**Dataset records:**
——————
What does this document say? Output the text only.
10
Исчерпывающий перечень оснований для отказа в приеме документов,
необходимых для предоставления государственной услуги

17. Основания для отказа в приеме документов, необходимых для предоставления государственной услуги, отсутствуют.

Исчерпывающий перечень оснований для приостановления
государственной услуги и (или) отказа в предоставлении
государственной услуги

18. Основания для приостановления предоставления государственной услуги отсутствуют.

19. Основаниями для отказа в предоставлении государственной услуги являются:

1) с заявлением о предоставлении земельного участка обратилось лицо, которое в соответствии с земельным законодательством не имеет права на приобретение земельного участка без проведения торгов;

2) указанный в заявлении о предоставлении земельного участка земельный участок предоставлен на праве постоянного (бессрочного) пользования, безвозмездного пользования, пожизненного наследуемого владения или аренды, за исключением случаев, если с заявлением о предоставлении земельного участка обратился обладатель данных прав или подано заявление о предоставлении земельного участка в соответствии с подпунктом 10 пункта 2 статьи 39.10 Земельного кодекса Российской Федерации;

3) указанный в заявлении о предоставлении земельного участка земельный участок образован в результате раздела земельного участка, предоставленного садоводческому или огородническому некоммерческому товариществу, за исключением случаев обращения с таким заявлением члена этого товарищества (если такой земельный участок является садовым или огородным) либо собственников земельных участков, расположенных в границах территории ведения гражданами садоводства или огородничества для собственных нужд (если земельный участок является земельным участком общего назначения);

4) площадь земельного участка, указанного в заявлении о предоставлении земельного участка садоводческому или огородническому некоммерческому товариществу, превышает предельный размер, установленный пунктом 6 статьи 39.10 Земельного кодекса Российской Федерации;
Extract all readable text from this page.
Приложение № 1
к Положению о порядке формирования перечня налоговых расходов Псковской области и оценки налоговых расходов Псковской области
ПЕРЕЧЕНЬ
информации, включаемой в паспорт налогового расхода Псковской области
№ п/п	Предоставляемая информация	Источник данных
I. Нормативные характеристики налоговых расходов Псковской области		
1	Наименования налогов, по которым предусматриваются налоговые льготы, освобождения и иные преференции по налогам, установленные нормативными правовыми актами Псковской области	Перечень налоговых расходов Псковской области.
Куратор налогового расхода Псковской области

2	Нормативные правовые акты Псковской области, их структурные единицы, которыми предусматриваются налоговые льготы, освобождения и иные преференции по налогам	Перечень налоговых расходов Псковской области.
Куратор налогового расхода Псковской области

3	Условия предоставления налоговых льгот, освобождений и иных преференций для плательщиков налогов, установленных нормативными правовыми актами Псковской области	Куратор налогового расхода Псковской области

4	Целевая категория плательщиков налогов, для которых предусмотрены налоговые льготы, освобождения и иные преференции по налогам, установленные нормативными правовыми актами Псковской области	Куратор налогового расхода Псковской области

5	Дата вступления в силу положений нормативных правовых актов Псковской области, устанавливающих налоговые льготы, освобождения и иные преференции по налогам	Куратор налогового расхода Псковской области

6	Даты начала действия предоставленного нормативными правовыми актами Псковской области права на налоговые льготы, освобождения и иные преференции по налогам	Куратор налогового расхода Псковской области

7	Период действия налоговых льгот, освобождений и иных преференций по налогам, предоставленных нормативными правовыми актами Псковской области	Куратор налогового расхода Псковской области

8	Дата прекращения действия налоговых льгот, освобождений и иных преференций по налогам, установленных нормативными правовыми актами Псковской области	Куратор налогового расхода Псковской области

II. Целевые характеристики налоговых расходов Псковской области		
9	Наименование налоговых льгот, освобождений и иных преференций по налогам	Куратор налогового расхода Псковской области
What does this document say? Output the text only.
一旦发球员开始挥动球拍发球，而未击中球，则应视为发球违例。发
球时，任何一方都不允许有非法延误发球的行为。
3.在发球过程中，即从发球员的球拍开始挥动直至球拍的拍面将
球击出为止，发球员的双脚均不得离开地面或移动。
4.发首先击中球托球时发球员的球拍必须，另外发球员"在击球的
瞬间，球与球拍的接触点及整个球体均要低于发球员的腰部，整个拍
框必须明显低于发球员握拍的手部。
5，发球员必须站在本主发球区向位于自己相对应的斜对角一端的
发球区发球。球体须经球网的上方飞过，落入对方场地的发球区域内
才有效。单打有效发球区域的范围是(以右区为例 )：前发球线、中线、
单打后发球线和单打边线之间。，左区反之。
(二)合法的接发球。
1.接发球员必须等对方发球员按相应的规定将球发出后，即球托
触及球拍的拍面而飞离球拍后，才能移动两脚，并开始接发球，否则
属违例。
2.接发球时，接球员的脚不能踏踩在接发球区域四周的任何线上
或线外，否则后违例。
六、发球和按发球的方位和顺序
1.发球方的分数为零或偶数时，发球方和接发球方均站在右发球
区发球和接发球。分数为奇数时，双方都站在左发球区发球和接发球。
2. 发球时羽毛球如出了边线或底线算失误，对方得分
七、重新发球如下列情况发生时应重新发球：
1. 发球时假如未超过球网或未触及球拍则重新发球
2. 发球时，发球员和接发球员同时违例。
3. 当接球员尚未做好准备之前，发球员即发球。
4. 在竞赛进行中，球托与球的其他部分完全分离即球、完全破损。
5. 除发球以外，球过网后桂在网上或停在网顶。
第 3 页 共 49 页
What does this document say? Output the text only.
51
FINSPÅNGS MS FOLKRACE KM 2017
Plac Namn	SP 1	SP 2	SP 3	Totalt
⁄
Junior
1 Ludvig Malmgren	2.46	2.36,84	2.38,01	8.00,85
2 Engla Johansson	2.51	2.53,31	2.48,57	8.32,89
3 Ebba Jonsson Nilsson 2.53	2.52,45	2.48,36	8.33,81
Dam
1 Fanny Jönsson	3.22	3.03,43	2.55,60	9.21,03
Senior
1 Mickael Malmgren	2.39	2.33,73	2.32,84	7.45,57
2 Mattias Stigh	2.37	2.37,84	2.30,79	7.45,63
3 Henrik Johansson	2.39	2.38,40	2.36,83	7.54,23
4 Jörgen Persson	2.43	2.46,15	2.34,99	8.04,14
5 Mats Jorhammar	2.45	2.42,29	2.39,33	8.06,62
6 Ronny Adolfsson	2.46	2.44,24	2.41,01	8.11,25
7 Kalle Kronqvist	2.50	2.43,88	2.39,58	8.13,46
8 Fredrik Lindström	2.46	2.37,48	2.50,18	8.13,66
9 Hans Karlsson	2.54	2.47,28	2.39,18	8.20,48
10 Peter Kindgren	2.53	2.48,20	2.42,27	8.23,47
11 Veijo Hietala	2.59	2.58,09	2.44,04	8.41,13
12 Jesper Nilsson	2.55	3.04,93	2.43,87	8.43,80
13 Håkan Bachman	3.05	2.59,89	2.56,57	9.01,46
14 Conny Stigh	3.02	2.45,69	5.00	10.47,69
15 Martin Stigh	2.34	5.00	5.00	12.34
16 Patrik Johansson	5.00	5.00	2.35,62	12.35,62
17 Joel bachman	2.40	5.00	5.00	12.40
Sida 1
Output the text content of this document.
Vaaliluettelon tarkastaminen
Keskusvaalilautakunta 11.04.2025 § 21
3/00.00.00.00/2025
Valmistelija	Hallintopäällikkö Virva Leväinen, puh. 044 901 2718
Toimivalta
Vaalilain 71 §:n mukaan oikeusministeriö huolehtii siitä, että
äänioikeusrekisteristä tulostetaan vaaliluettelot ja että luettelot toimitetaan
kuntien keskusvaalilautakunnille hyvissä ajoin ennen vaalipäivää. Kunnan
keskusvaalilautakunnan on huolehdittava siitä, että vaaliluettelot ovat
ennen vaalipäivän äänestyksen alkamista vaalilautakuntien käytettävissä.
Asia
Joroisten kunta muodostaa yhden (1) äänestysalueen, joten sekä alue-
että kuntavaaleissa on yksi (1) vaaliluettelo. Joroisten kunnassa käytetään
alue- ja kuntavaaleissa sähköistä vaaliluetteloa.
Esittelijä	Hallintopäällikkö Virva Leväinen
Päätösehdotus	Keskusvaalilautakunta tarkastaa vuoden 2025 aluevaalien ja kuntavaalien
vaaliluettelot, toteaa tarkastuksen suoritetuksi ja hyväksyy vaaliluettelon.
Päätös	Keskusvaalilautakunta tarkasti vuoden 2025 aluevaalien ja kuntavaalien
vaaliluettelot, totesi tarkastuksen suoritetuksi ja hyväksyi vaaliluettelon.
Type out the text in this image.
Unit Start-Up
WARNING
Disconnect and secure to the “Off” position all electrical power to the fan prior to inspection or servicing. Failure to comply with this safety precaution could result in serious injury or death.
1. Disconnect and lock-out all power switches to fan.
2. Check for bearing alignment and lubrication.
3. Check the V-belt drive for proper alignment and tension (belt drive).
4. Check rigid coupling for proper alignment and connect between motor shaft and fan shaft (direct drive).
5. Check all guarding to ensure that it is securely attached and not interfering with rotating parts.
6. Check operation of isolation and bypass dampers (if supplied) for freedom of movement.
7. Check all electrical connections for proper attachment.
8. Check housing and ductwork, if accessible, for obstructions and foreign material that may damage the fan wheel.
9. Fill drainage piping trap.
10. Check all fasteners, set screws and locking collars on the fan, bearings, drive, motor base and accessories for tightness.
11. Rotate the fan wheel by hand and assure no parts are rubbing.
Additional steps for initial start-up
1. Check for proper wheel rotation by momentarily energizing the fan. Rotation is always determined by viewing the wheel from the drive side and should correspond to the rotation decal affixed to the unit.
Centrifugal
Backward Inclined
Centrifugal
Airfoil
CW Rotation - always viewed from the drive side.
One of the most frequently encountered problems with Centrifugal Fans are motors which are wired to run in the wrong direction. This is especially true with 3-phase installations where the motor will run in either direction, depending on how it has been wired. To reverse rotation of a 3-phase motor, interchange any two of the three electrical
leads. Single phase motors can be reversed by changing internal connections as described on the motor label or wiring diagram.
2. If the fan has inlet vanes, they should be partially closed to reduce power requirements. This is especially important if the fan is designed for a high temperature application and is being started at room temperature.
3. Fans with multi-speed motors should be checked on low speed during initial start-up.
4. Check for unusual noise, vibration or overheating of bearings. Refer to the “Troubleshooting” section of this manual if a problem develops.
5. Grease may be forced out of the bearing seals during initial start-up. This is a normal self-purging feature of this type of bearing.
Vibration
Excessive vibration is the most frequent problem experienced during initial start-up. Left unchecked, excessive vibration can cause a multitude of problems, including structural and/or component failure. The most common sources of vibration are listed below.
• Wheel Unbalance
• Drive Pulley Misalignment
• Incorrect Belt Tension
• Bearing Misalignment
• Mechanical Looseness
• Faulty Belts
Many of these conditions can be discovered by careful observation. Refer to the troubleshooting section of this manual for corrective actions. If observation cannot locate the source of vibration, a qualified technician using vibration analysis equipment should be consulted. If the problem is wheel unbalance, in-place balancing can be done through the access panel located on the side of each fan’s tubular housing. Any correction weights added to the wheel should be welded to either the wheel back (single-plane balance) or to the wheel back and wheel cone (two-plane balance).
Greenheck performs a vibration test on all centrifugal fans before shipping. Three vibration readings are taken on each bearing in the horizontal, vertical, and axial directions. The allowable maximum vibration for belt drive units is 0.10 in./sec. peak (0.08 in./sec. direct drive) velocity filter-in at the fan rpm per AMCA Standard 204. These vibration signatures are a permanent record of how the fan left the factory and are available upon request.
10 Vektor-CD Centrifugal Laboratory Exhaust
——————
**What the task asks:**
Locate the string "Исчерпывающий" in the listing above and copy every line where it occurs.

**Result:**
Исчерпывающий перечень оснований для отказа в приеме документов,
Исчерпывающий перечень оснований для приостановления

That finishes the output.